Text shown =>
--------------------------------------------------

- Interactive map of Bayside, Texas
- Bayside Location within Texas Bayside Location within the United States Bayside Location within North America
- Coordinates: 28°5′48″N 97°12′42″W﻿ / ﻿28.09667°N 97.21167°W
- Country: United States
- State: Texas
- County: Refugio

Area
- • Total: 1.09 sq mi (2.82 km^{2})
- • Land: 1.02 sq mi (2.63 km^{2})
- • Water: 0.073 sq mi (0.19 km^{2})
- Elevation: 16 ft (5 m)

Population (2020)
- • Total: 275
- • Density: 271/sq mi (105/km^{2})
- Time zone: UTC-6 (Central (CST))
- • Summer (DST): UTC-5 (CDT)
- ZIP code: 78340
- Area code: 361
- FIPS code: 48-06104
- GNIS feature ID: 1330169

= Bayside, Texas =

Bayside is a town in southern Refugio County, in the U.S. state of Texas. The population was 275 at the 2020 census.

==History==
The town was established in 1908 by E.O. Burton and A.H. Danforth.

==Geography==

Bayside is located on the west side of Copano Bay at (28.096591, –97.211589). The town is near the mouth of the Aransas River, a small stream that runs from its origins in Bee County and marks the boundary between Refugio County and San Patricio County.

According to the United States Census Bureau, the town has a total area of 1.1 sqmi, of which 1.0 sqmi is land and 0.1 sqmi (6.31%) is water.

==Demographics==

As of the census of 2000, there were 360 people, 153 households, and 102 families residing in the town. The population density was 346.0 PD/sqmi. There were 266 housing units at an average density of 255.6 /sqmi. The racial makeup of the town was 89.44% White, 1.94% African American, 0.56% Native American, 7.50% from other races, and 0.56% from two or more races. Hispanic or Latino of any race were 27.50% of the population.

There were 153 households, out of which 26.8% had children under the age of 18 living with them, 54.9% were married couples living together, 3.9% had a female householder with no husband present, and 33.3% were non-families. 31.4% of all households were made up of individuals, and 12.4% had someone living alone who was 65 years of age or older. The average household size was 2.35 and the average family size was 2.94.

--------------------------------------------------

Prompt 1 => In the article on Bayside, Texas, print the part that opens with the words containing "- Time zone: UTC-6" and closes with "the 2020 census.".
Prompt 2 => According to the article on Bayside, Texas, who established the town in 1908?
Prompt 3 => Pick up the article on Bayside, Texas after its last sentence and keep writing.
You can set the items aside; none of them are needed here.

--------------------------------------------------

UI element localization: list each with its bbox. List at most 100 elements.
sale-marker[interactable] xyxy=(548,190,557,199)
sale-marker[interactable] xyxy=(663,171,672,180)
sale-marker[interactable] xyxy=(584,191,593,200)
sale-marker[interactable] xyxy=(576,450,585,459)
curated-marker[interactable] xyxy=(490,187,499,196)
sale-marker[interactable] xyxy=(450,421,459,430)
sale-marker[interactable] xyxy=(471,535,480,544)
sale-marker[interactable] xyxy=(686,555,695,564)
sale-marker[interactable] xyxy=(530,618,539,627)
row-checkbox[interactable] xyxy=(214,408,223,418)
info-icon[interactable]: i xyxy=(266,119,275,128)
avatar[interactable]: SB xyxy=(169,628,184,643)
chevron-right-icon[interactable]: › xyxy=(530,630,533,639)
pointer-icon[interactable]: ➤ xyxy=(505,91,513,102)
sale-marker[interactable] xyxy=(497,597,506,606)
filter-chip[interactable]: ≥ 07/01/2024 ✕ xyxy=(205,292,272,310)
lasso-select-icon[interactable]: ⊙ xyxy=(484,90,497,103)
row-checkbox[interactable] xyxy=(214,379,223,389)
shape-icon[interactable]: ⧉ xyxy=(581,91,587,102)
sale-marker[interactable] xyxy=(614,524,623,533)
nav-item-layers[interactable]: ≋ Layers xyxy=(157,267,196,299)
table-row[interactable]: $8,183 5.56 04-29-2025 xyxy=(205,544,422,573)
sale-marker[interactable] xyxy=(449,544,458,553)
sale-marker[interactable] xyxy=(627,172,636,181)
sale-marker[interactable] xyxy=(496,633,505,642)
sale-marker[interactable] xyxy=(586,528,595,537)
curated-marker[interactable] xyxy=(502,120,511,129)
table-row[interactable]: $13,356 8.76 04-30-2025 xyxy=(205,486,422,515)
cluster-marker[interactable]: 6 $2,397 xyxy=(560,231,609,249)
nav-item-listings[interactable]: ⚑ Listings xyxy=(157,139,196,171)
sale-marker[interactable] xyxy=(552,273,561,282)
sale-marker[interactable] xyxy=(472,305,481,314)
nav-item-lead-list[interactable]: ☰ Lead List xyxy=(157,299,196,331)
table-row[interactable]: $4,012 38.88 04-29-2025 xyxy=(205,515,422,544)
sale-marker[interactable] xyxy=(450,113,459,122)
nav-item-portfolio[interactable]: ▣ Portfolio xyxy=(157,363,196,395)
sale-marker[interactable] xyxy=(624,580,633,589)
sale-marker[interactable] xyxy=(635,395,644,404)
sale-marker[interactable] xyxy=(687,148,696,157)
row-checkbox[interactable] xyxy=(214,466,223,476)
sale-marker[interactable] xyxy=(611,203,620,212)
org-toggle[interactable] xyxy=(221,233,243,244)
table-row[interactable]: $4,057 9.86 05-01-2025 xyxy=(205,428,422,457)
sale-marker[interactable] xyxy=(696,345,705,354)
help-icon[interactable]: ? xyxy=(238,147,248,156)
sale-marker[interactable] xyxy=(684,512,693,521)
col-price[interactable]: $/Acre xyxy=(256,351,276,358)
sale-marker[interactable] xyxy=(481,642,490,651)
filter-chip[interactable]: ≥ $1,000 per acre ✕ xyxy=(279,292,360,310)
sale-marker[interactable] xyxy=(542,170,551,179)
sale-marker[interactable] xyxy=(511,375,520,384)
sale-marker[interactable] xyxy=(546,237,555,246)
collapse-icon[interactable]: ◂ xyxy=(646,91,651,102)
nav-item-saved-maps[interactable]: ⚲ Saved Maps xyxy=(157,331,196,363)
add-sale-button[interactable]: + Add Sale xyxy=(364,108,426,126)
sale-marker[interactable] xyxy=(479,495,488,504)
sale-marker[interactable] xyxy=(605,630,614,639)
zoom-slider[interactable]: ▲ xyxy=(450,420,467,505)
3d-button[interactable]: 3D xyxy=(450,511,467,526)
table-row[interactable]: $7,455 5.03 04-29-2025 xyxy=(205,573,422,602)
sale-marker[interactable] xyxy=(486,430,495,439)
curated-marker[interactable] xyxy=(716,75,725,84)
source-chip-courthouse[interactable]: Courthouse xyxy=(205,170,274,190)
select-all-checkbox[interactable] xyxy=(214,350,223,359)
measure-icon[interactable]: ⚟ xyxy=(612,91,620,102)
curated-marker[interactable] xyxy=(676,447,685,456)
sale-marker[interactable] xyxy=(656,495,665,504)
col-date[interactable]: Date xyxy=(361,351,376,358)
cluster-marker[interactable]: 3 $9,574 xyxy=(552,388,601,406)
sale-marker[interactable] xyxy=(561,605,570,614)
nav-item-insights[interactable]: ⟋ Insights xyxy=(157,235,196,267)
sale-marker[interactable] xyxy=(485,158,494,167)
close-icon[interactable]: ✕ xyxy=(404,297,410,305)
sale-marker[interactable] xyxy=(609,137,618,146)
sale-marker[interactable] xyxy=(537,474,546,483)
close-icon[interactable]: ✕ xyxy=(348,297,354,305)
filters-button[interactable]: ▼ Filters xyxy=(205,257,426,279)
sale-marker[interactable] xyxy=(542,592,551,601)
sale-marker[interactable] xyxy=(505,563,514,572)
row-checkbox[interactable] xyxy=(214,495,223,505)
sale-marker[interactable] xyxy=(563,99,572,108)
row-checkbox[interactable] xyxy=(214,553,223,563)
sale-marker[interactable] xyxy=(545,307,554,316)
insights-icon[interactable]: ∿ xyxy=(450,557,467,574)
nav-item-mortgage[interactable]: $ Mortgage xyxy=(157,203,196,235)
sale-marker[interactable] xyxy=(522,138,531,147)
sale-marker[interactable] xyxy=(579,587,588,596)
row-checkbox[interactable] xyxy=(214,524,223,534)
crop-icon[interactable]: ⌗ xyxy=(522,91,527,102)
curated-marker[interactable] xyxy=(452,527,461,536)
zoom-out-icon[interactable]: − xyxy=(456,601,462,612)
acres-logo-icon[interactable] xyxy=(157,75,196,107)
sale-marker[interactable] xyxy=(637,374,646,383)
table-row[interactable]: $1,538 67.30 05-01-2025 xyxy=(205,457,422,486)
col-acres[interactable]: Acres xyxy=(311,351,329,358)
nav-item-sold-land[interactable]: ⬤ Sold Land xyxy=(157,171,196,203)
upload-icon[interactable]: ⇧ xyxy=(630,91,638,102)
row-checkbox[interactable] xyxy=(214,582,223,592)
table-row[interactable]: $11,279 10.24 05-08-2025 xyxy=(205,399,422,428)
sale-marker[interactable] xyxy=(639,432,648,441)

--------------------------------------------------

Final answer 1 =>
- Time zone: UTC-6 (Central (CST))
- • Summer (DST): UTC-5 (CDT)
- ZIP code: 78340
- Area code: 361
- FIPS code: 48-06104
- GNIS feature ID: 1330169

= Bayside, Texas =

Bayside is a town in southern Refugio County, in the U.S. state of Texas. The population was 275 at the 2020 census.

Final answer 2 => E.O. Burton and A.H. Danforth

Final answer 3 =>
In the town, the population was spread out, with 22.5% under the age of 18, 7.2% from 18 to 24, 28.1% from 25 to 44, 26.4% from 45 to 64, and 15.8% who were 65 years of age or older. The median age was 41 years. For every 100 females, there were 102.2 males. For every 100 females age 18 and over, there were 111.4 males.

The median income for a household in the town was $26,875, and the median income for a family was $37,500. Males had a median income of $30,000 versus $18,750 for females. The per capita income for the town was $13,546. About 20.2% of families and 22.3% of the population were below the poverty line, including 26.0% of those under age 18 and 38.0% of those age 65 or over.

Historical population
| Census | Pop. | Note | %± |
| 1980 | 381 |  | — |
| 1990 | 400 |  | 5.0% |
| 2000 | 360 |  | −10.0% |
| 2010 | 325 |  | −9.7% |
| 2020 | 275 |  | −15.4% |
U.S. Decennial Census 2020 Census

==Education==
The Town of Bayside is served by the Woodsboro Independent School District.

==Trivia==
Bayside has the same zip code as Les Clayes-sous-Bois (France).